### [What is needed]
Send back the entries below exactly as they appear.

Dataset rows about figures:
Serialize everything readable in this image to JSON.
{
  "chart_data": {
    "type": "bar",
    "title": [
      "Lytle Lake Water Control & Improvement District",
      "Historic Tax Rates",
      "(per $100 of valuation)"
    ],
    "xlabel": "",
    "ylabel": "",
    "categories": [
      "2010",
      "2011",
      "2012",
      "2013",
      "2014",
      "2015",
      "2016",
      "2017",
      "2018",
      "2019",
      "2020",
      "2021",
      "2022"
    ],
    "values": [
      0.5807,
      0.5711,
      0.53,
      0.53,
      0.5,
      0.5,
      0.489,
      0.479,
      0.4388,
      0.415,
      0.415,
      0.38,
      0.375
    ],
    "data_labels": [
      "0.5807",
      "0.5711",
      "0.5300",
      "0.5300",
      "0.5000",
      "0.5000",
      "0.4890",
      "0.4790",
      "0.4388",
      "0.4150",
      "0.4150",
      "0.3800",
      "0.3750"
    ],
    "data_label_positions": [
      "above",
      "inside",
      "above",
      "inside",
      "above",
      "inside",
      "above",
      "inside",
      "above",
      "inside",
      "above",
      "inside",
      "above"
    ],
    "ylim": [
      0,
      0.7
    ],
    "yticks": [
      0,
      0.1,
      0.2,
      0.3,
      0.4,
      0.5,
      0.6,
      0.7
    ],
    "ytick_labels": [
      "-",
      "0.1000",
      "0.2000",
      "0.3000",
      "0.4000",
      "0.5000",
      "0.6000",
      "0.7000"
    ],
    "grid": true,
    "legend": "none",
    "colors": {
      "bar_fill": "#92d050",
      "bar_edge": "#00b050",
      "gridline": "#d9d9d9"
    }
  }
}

### [The result]
Serialize everything readable in this image to JSON.
{
  "chart_data": {
    "type": "bar",
    "title": [
      "Lytle Lake Water Control & Improvement District",
      "Historic Tax Rates",
      "(per $100 of valuation)"
    ],
    "xlabel": "",
    "ylabel": "",
    "categories": [
      "2010",
      "2011",
      "2012",
      "2013",
      "2014",
      "2015",
      "2016",
      "2017",
      "2018",
      "2019",
      "2020",
      "2021",
      "2022"
    ],
    "values": [
      0.5807,
      0.5711,
      0.53,
      0.53,
      0.5,
      0.5,
      0.489,
      0.479,
      0.4388,
      0.415,
      0.415,
      0.38,
      0.375
    ],
    "data_labels": [
      "0.5807",
      "0.5711",
      "0.5300",
      "0.5300",
      "0.5000",
      "0.5000",
      "0.4890",
      "0.4790",
      "0.4388",
      "0.4150",
      "0.4150",
      "0.3800",
      "0.3750"
    ],
    "data_label_positions": [
      "above",
      "inside",
      "above",
      "inside",
      "above",
      "inside",
      "above",
      "inside",
      "above",
      "inside",
      "above",
      "inside",
      "above"
    ],
    "ylim": [
      0,
      0.7
    ],
    "yticks": [
      0,
      0.1,
      0.2,
      0.3,
      0.4,
      0.5,
      0.6,
      0.7
    ],
    "ytick_labels": [
      "-",
      "0.1000",
      "0.2000",
      "0.3000",
      "0.4000",
      "0.5000",
      "0.6000",
      "0.7000"
    ],
    "grid": true,
    "legend": "none",
    "colors": {
      "bar_fill": "#92d050",
      "bar_edge": "#00b050",
      "gridline": "#d9d9d9"
    }
  }
}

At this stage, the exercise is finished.